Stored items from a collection

################

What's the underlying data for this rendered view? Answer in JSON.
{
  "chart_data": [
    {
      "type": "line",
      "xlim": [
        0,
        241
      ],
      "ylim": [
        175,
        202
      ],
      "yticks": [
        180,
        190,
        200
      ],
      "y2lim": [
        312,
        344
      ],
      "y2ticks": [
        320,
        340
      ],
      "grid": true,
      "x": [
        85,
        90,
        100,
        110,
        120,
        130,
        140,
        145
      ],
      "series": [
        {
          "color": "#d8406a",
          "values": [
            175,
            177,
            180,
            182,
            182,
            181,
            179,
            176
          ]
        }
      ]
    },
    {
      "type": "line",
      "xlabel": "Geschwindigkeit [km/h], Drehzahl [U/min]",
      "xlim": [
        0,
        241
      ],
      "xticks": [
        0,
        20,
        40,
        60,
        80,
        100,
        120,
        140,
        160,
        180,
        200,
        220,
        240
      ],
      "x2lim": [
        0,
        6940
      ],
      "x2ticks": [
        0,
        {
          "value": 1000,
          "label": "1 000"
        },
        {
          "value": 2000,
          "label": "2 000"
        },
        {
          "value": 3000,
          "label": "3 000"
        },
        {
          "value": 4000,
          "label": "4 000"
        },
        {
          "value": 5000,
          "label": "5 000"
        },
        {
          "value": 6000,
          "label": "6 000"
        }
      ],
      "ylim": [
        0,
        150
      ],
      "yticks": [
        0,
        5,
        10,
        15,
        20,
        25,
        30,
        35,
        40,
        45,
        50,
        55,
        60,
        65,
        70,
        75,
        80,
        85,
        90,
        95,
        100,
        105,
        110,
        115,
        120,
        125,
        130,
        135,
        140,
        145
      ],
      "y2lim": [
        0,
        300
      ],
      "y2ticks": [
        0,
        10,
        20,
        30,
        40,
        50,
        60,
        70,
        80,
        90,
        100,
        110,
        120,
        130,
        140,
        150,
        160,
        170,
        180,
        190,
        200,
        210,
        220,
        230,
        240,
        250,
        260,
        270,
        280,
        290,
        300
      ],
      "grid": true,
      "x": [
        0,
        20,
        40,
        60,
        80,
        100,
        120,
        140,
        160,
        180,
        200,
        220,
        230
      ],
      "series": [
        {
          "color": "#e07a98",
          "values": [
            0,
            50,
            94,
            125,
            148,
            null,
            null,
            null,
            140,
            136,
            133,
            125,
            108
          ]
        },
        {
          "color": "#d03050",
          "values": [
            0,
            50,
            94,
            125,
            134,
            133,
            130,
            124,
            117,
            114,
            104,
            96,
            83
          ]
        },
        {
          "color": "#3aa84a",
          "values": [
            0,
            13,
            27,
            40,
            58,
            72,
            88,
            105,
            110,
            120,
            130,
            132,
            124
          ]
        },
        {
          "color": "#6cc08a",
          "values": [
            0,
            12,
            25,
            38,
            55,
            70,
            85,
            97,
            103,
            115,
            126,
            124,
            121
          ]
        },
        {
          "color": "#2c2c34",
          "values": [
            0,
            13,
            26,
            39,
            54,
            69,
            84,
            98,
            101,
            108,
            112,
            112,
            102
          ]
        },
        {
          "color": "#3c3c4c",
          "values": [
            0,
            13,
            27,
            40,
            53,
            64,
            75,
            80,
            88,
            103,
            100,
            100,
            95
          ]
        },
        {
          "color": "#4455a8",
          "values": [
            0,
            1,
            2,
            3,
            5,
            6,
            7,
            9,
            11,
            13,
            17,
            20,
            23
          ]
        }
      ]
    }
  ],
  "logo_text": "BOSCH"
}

################

▸ **THE REQUEST**: Reproduce all of the entries word for word.

▸ **SOLUTION**:
What's the underlying data for this rendered view? Answer in JSON.
{
  "chart_data": [
    {
      "type": "line",
      "xlim": [
        0,
        241
      ],
      "ylim": [
        175,
        202
      ],
      "yticks": [
        180,
        190,
        200
      ],
      "y2lim": [
        312,
        344
      ],
      "y2ticks": [
        320,
        340
      ],
      "grid": true,
      "x": [
        85,
        90,
        100,
        110,
        120,
        130,
        140,
        145
      ],
      "series": [
        {
          "color": "#d8406a",
          "values": [
            175,
            177,
            180,
            182,
            182,
            181,
            179,
            176
          ]
        }
      ]
    },
    {
      "type": "line",
      "xlabel": "Geschwindigkeit [km/h], Drehzahl [U/min]",
      "xlim": [
        0,
        241
      ],
      "xticks": [
        0,
        20,
        40,
        60,
        80,
        100,
        120,
        140,
        160,
        180,
        200,
        220,
        240
      ],
      "x2lim": [
        0,
        6940
      ],
      "x2ticks": [
        0,
        {
          "value": 1000,
          "label": "1 000"
        },
        {
          "value": 2000,
          "label": "2 000"
        },
        {
          "value": 3000,
          "label": "3 000"
        },
        {
          "value": 4000,
          "label": "4 000"
        },
        {
          "value": 5000,
          "label": "5 000"
        },
        {
          "value": 6000,
          "label": "6 000"
        }
      ],
      "ylim": [
        0,
        150
      ],
      "yticks": [
        0,
        5,
        10,
        15,
        20,
        25,
        30,
        35,
        40,
        45,
        50,
        55,
        60,
        65,
        70,
        75,
        80,
        85,
        90,
        95,
        100,
        105,
        110,
        115,
        120,
        125,
        130,
        135,
        140,
        145
      ],
      "y2lim": [
        0,
        300
      ],
      "y2ticks": [
        0,
        10,
        20,
        30,
        40,
        50,
        60,
        70,
        80,
        90,
        100,
        110,
        120,
        130,
        140,
        150,
        160,
        170,
        180,
        190,
        200,
        210,
        220,
        230,
        240,
        250,
        260,
        270,
        280,
        290,
        300
      ],
      "grid": true,
      "x": [
        0,
        20,
        40,
        60,
        80,
        100,
        120,
        140,
        160,
        180,
        200,
        220,
        230
      ],
      "series": [
        {
          "color": "#e07a98",
          "values": [
            0,
            50,
            94,
            125,
            148,
            null,
            null,
            null,
            140,
            136,
            133,
            125,
            108
          ]
        },
        {
          "color": "#d03050",
          "values": [
            0,
            50,
            94,
            125,
            134,
            133,
            130,
            124,
            117,
            114,
            104,
            96,
            83
          ]
        },
        {
          "color": "#3aa84a",
          "values": [
            0,
            13,
            27,
            40,
            58,
            72,
            88,
            105,
            110,
            120,
            130,
            132,
            124
          ]
        },
        {
          "color": "#6cc08a",
          "values": [
            0,
            12,
            25,
            38,
            55,
            70,
            85,
            97,
            103,
            115,
            126,
            124,
            121
          ]
        },
        {
          "color": "#2c2c34",
          "values": [
            0,
            13,
            26,
            39,
            54,
            69,
            84,
            98,
            101,
            108,
            112,
            112,
            102
          ]
        },
        {
          "color": "#3c3c4c",
          "values": [
            0,
            13,
            27,
            40,
            53,
            64,
            75,
            80,
            88,
            103,
            100,
            100,
            95
          ]
        },
        {
          "color": "#4455a8",
          "values": [
            0,
            1,
            2,
            3,
            5,
            6,
            7,
            9,
            11,
            13,
            17,
            20,
            23
          ]
        }
      ]
    }
  ],
  "logo_text": "BOSCH"
}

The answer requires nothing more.